+++ The records

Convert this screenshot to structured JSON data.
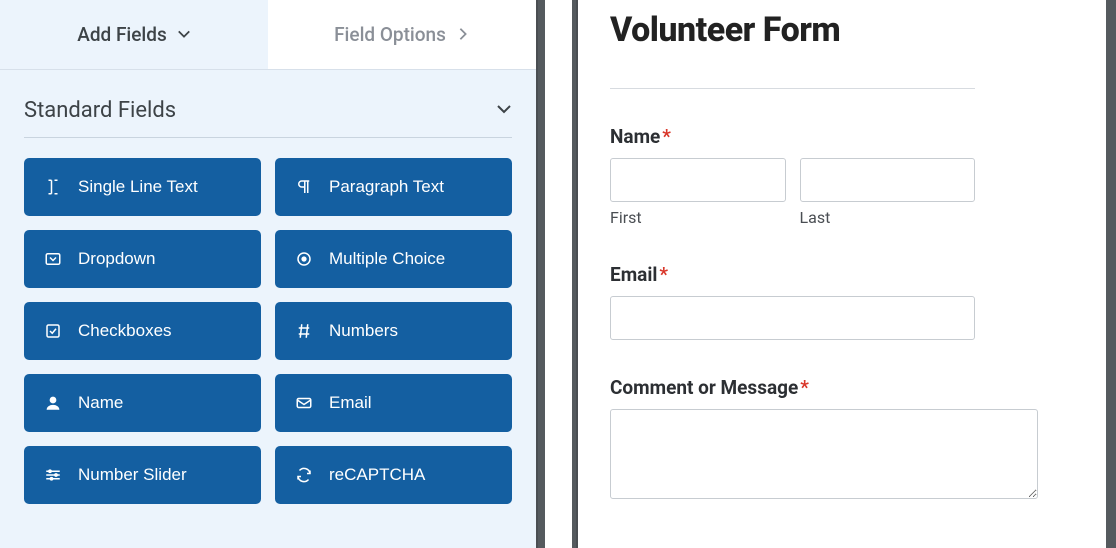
{
  "tabs": {
    "add_fields": "Add Fields",
    "field_options": "Field Options"
  },
  "section": {
    "title": "Standard Fields"
  },
  "fields": {
    "single_line_text": "Single Line Text",
    "paragraph_text": "Paragraph Text",
    "dropdown": "Dropdown",
    "multiple_choice": "Multiple Choice",
    "checkboxes": "Checkboxes",
    "numbers": "Numbers",
    "name": "Name",
    "email": "Email",
    "number_slider": "Number Slider",
    "recaptcha": "reCAPTCHA"
  },
  "form": {
    "title": "Volunteer Form",
    "name_label": "Name",
    "first_label": "First",
    "last_label": "Last",
    "email_label": "Email",
    "comment_label": "Comment or Message",
    "required": "*"
  }
}
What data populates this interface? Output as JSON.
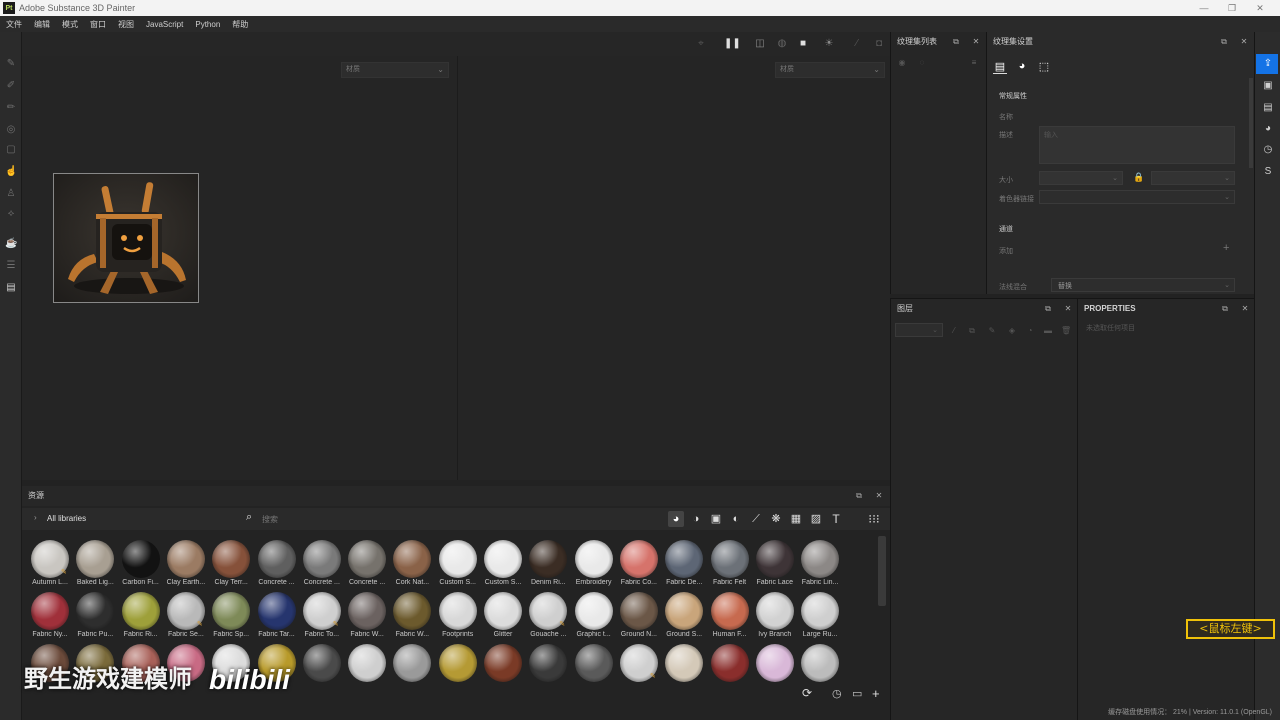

++++++

■ Aim: Your answer should be a single number: the count of lines in the material above that contain "title".

■ Finished answer: 2